─── RECORDS

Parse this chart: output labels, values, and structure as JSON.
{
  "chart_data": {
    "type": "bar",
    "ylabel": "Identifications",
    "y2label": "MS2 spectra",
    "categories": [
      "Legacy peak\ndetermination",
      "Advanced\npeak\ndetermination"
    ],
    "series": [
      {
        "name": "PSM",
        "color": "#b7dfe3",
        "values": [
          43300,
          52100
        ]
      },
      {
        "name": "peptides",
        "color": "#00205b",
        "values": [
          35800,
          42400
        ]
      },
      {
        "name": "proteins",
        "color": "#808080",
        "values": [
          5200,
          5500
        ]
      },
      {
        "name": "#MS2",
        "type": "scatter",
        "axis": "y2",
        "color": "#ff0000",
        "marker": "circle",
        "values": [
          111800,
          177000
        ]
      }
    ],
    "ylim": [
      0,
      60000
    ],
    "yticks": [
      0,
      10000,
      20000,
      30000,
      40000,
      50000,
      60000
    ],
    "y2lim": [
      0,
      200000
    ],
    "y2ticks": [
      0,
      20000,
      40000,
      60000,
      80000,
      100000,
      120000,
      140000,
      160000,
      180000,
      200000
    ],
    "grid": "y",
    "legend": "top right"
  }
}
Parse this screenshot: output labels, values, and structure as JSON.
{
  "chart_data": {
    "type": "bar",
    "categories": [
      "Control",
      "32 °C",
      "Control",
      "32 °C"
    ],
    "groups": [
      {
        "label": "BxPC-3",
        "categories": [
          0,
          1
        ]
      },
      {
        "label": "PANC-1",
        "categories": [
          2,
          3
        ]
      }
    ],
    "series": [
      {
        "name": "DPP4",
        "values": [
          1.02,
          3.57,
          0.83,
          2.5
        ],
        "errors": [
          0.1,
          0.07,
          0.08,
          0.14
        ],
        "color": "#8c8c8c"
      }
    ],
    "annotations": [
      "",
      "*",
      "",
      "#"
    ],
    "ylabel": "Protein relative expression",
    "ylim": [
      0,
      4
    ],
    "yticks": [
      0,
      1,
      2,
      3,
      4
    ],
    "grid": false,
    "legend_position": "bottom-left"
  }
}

──────
─── RECORDS

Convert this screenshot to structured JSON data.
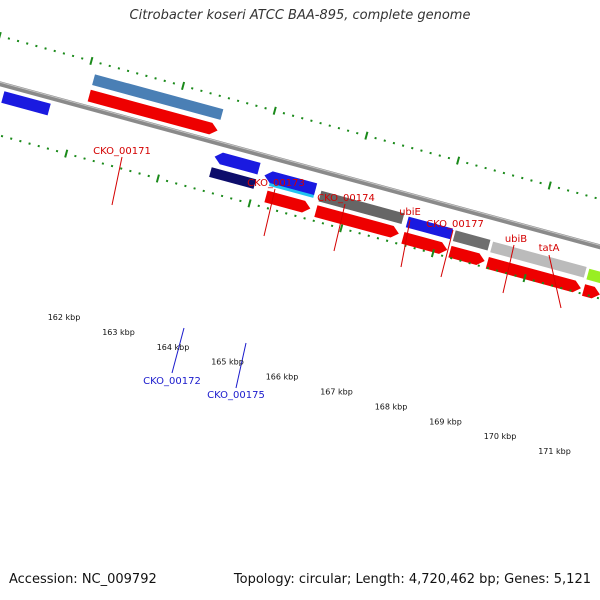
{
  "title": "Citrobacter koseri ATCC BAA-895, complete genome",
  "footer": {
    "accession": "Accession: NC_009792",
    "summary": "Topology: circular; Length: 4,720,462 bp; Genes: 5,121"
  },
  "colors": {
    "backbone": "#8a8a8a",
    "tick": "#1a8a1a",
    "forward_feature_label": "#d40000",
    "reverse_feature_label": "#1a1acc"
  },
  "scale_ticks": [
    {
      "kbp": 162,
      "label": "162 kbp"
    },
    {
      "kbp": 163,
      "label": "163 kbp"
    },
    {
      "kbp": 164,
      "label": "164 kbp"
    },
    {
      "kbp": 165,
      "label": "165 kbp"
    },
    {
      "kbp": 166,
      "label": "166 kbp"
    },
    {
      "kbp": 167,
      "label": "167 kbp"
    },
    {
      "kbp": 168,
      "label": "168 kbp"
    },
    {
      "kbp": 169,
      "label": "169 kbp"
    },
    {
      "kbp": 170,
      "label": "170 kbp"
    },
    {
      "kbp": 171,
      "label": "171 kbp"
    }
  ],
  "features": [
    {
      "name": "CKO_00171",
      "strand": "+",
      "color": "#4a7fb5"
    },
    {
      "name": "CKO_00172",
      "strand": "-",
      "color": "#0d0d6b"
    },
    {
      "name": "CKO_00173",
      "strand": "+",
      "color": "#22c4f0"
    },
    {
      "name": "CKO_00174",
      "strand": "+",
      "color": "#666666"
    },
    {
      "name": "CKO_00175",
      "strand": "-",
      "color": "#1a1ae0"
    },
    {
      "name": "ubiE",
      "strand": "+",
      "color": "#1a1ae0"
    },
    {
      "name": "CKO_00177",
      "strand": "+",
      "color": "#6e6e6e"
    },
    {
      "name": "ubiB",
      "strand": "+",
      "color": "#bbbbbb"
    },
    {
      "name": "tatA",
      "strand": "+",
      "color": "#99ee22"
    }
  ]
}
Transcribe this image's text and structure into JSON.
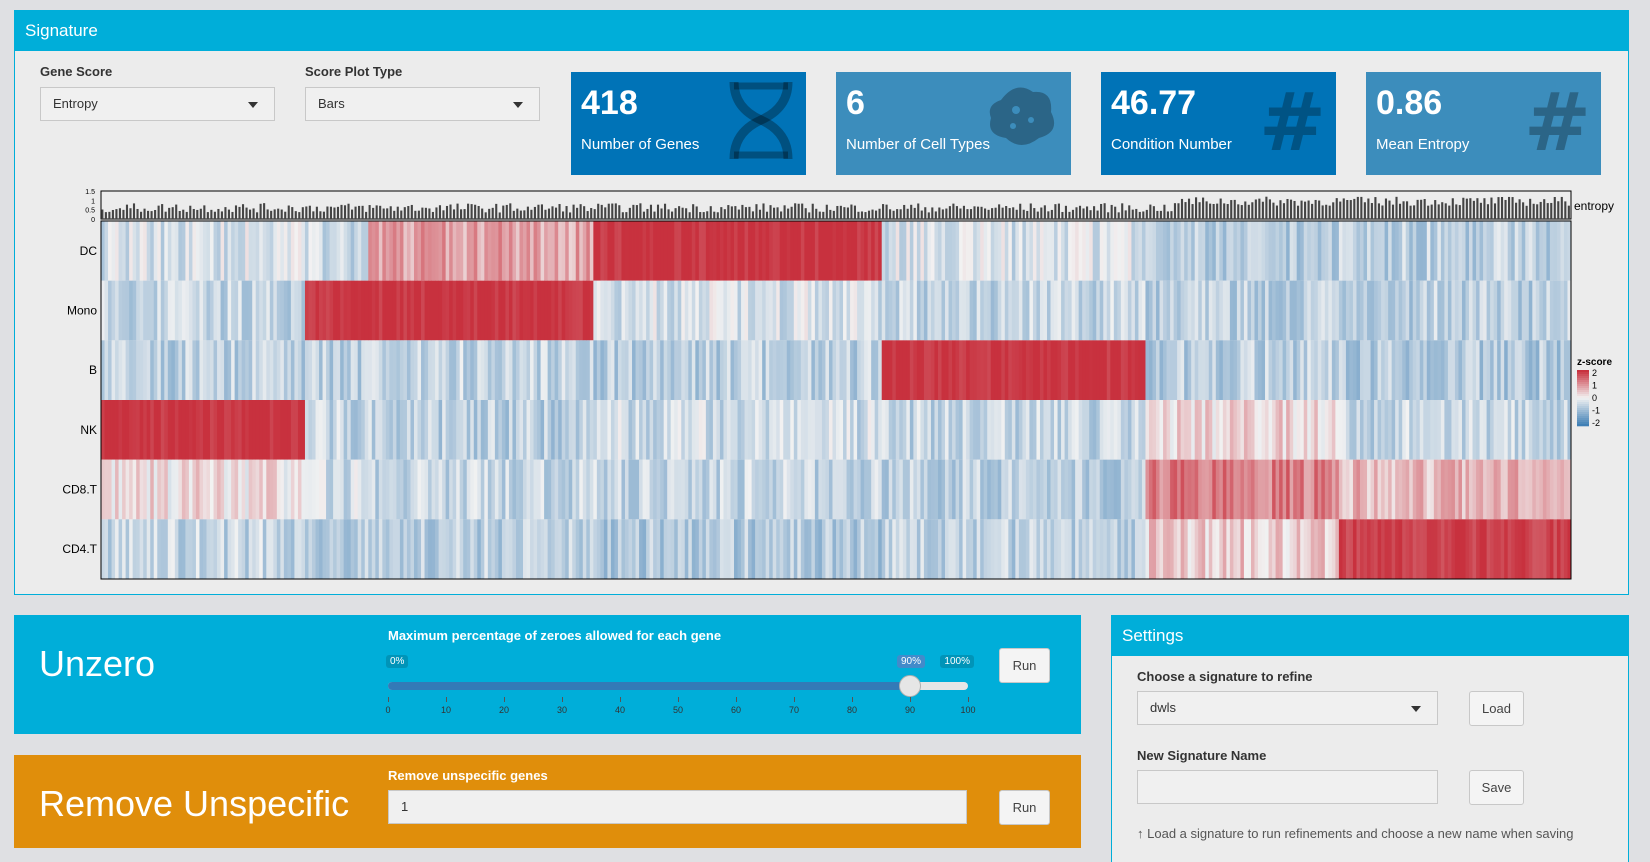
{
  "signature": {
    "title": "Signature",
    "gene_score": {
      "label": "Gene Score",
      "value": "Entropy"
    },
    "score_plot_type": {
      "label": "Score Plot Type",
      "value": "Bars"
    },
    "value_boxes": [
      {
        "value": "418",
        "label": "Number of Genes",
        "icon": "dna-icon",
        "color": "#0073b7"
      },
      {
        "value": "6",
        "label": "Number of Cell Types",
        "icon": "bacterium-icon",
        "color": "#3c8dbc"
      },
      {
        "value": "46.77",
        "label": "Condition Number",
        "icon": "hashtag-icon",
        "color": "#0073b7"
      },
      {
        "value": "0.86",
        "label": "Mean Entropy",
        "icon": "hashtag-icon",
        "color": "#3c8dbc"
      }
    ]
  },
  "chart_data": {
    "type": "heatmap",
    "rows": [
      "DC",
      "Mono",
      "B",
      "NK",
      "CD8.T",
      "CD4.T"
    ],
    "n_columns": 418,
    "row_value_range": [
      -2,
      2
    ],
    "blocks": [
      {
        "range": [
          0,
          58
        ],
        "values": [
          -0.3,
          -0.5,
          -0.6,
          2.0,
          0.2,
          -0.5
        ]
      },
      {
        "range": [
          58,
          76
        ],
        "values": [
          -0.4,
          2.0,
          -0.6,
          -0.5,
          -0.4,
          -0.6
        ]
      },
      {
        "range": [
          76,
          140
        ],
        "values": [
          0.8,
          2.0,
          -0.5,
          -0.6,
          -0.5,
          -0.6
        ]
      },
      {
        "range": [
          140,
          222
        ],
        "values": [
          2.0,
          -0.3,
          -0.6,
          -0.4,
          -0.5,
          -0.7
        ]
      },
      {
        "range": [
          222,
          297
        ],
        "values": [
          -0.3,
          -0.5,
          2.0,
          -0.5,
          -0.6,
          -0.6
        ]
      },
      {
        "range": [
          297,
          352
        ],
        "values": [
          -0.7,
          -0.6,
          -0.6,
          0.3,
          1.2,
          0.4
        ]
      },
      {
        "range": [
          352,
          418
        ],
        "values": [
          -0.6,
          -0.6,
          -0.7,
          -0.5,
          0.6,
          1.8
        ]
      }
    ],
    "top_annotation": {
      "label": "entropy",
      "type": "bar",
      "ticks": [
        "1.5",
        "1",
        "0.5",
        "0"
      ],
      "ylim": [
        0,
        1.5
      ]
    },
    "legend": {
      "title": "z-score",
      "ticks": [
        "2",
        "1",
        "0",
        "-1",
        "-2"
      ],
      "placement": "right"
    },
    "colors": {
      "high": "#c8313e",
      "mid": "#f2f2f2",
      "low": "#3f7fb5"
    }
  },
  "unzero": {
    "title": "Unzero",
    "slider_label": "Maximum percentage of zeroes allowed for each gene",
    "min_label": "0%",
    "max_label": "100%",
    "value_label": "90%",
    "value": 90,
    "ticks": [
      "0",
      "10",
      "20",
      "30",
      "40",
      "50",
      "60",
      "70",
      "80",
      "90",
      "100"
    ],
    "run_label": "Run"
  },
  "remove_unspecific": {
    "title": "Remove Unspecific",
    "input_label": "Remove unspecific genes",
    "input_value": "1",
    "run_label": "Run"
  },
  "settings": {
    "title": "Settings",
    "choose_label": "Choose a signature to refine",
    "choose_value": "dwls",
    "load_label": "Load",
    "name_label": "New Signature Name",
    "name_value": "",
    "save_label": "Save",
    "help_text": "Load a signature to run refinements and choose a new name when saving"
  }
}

──────

WHAT TO DO:
Whenever "Parse" occurs in a line above, copy that line.

OUTPUT FOR THIS EXERCISE:
Parse this chart: output labels, values, and structure as JSON.
Parse this screenshot: output labels, values, and structure as JSON.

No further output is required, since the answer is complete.